## Exercise
Return a copy of each line that holds the string "technique".

:: Source material

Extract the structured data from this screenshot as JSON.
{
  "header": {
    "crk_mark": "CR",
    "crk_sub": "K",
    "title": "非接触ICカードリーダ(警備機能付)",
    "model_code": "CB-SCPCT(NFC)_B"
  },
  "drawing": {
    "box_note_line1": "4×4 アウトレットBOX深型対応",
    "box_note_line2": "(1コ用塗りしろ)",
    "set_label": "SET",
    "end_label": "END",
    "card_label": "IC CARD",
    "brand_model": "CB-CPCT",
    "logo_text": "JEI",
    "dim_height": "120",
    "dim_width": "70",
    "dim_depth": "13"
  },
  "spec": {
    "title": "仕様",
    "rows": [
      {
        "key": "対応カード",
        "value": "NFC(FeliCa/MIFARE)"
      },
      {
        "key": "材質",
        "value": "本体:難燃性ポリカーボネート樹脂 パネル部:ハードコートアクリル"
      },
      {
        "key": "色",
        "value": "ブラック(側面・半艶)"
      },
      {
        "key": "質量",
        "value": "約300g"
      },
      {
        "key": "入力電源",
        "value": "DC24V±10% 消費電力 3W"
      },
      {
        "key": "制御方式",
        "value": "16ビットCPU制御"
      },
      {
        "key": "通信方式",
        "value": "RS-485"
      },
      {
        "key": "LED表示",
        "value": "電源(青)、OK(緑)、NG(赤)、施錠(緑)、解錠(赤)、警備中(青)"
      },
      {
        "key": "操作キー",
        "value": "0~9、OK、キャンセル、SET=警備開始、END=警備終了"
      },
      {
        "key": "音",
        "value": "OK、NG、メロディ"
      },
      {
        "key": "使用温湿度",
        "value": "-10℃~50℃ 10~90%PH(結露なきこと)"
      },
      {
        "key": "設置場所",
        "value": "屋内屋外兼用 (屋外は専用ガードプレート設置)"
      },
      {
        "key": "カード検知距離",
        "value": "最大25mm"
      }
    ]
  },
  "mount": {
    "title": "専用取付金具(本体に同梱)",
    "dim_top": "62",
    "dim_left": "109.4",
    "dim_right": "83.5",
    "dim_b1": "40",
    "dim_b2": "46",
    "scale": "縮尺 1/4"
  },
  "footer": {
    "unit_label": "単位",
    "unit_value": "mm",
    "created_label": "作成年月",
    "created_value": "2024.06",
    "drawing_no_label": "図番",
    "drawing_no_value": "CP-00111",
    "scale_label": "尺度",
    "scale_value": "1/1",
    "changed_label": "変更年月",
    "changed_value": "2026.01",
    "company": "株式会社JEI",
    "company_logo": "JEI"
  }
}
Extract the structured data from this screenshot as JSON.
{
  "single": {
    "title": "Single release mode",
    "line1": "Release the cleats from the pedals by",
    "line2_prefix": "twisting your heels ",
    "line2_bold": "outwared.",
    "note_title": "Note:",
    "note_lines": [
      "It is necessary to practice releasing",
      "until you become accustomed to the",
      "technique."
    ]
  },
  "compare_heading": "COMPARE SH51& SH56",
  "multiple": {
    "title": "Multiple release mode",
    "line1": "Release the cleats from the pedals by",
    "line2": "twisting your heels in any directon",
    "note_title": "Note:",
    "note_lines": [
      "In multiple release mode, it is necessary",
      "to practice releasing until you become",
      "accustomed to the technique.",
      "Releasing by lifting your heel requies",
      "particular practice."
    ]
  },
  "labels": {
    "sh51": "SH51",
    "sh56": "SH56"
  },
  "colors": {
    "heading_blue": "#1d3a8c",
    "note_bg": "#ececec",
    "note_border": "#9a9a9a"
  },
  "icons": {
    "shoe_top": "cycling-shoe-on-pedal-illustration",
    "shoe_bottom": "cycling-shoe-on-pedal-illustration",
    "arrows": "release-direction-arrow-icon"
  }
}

::::
:: Source material

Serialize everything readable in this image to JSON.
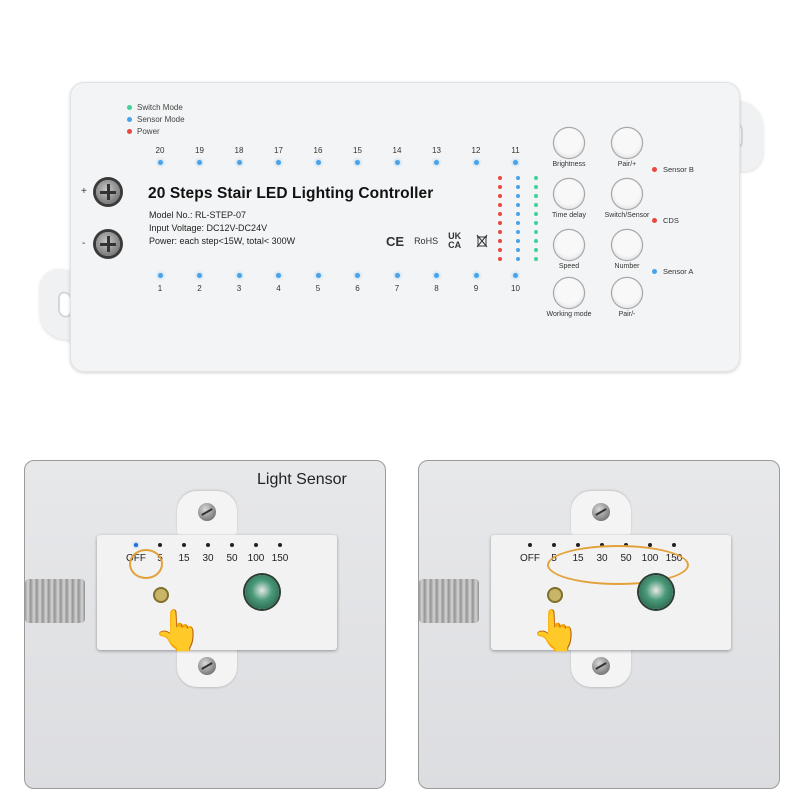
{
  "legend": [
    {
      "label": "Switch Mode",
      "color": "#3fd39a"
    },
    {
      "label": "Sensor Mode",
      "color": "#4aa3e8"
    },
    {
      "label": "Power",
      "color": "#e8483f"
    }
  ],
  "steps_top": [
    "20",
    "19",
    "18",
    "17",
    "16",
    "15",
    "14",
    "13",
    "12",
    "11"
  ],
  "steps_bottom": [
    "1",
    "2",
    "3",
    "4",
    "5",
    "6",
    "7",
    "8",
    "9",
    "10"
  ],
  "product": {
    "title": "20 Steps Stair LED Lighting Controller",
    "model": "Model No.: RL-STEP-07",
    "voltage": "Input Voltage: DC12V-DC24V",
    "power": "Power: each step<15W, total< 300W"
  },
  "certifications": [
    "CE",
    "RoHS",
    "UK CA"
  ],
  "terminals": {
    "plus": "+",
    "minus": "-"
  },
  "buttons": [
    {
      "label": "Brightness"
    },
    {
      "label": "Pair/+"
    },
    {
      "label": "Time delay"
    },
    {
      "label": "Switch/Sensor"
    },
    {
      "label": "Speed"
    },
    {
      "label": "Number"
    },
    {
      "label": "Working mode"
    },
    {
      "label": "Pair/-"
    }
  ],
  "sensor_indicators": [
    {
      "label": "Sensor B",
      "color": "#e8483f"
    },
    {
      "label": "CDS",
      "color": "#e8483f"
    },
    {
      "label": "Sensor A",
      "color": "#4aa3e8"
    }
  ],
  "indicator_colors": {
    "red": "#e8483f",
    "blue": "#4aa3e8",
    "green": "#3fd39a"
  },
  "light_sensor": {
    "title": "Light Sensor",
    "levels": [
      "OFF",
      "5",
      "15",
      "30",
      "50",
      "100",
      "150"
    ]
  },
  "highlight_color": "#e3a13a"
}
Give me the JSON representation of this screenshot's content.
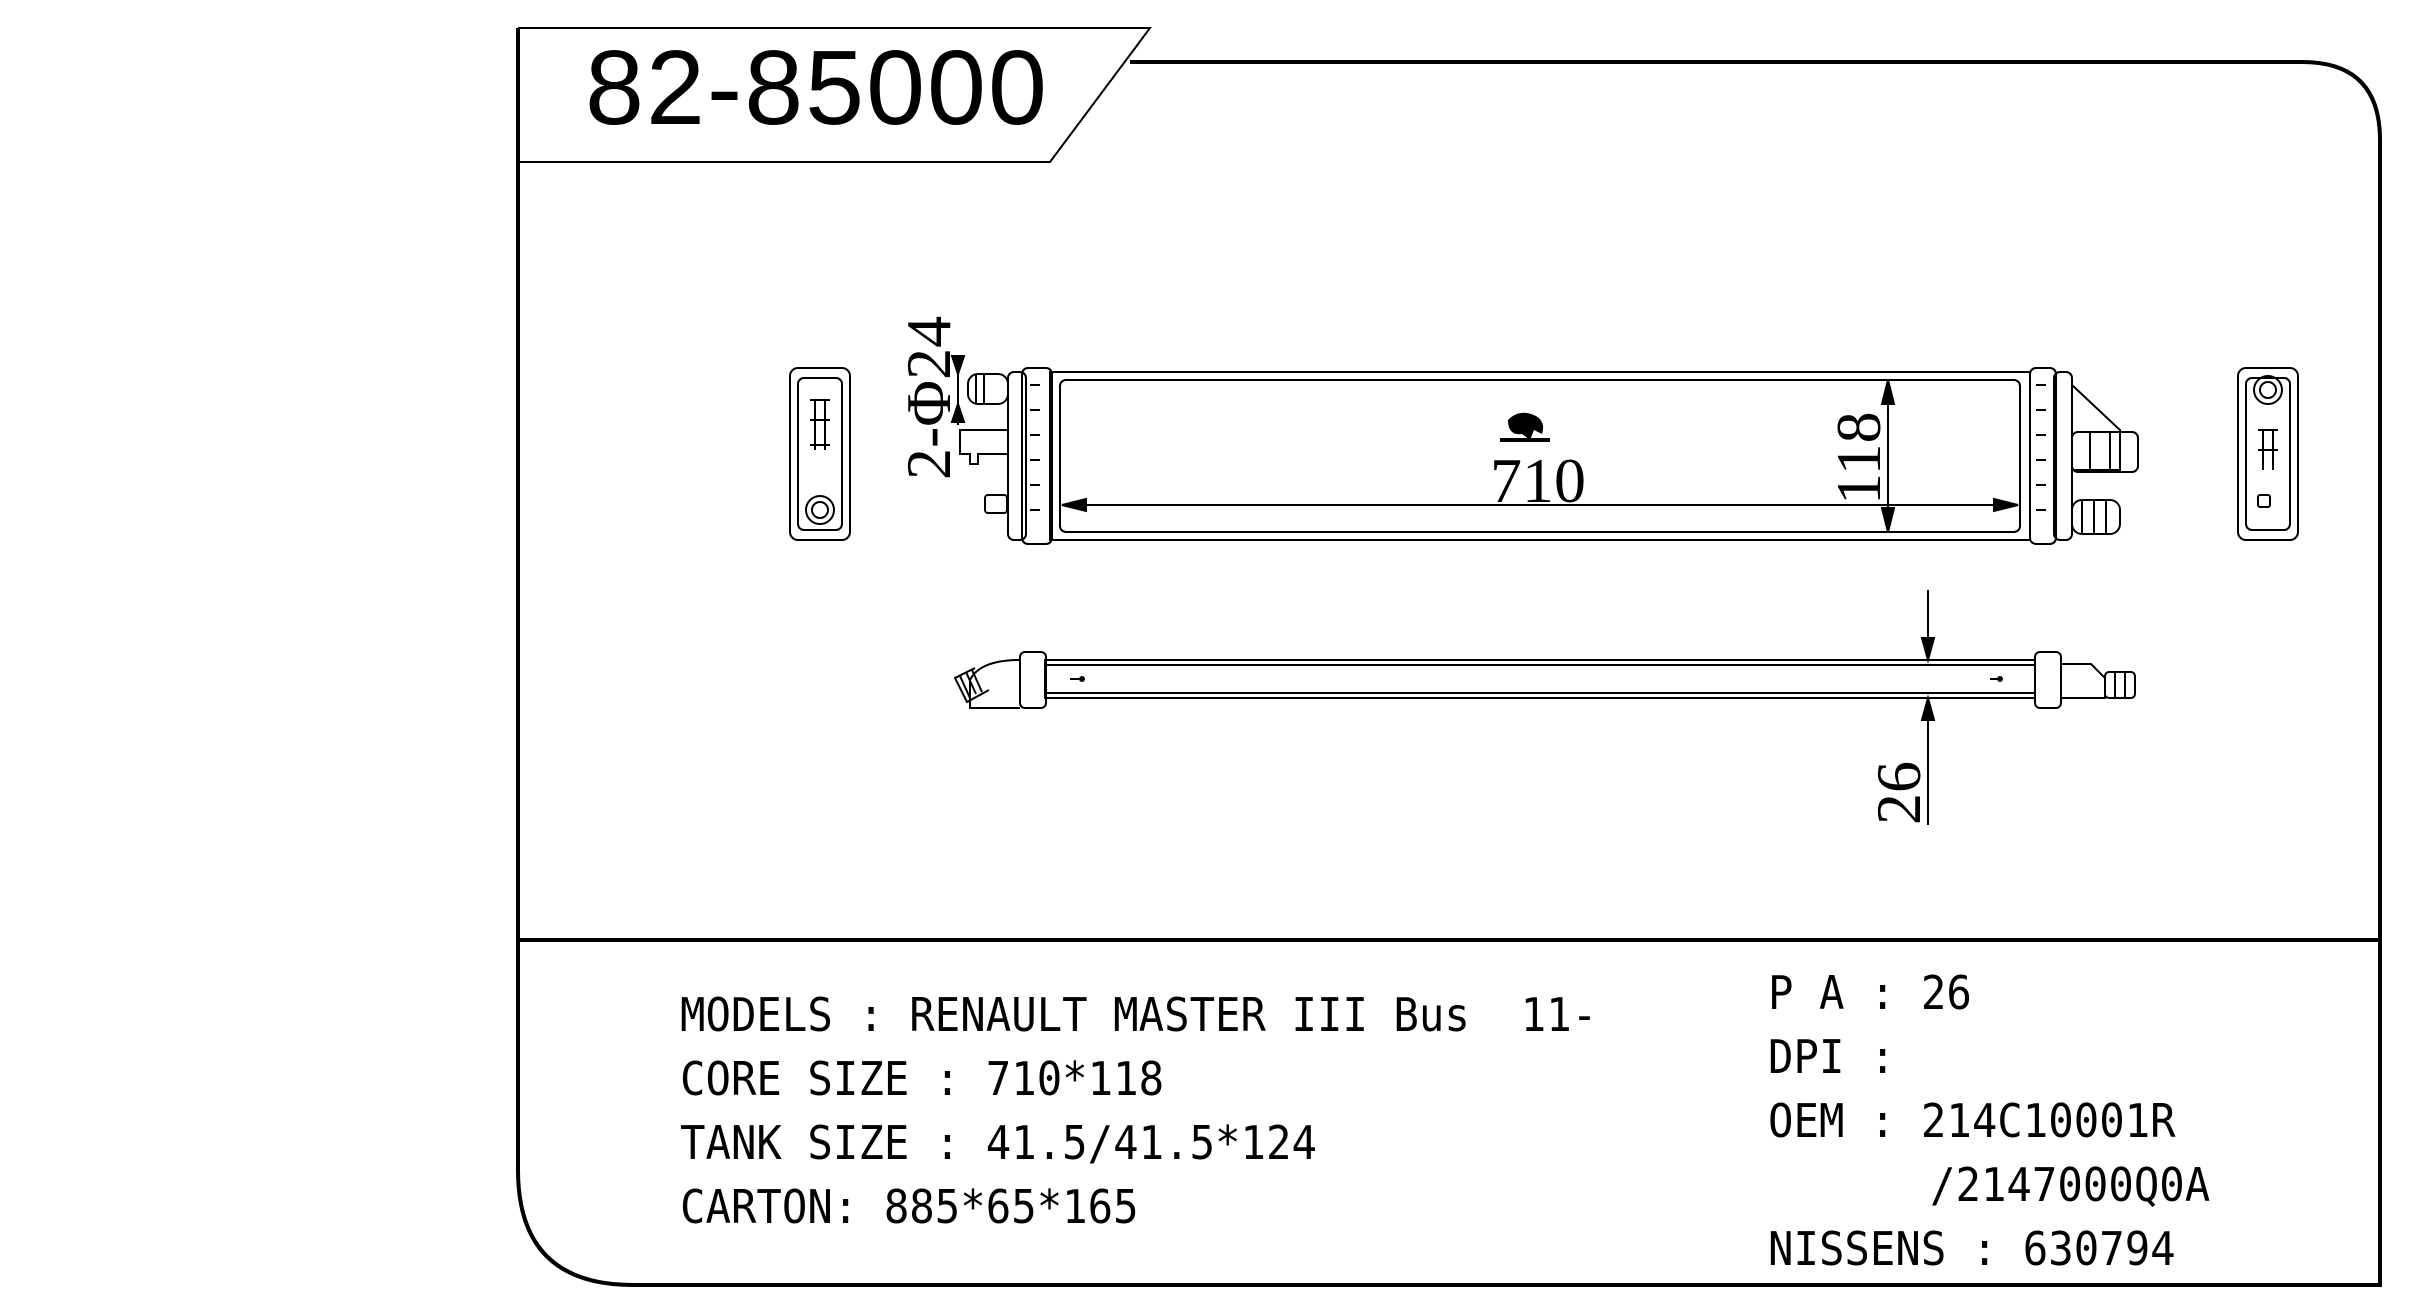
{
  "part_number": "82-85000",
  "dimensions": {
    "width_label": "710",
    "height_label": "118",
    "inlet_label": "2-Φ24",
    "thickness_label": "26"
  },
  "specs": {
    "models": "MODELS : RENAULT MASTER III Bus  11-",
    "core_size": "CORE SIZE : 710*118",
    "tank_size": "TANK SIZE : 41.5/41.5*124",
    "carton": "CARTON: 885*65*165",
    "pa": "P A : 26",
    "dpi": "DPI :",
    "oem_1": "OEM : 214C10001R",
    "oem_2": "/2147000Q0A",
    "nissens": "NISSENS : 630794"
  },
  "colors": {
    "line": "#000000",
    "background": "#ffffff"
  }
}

::::

## Solution to the problem
      "technique."
      "accustomed to the technique.",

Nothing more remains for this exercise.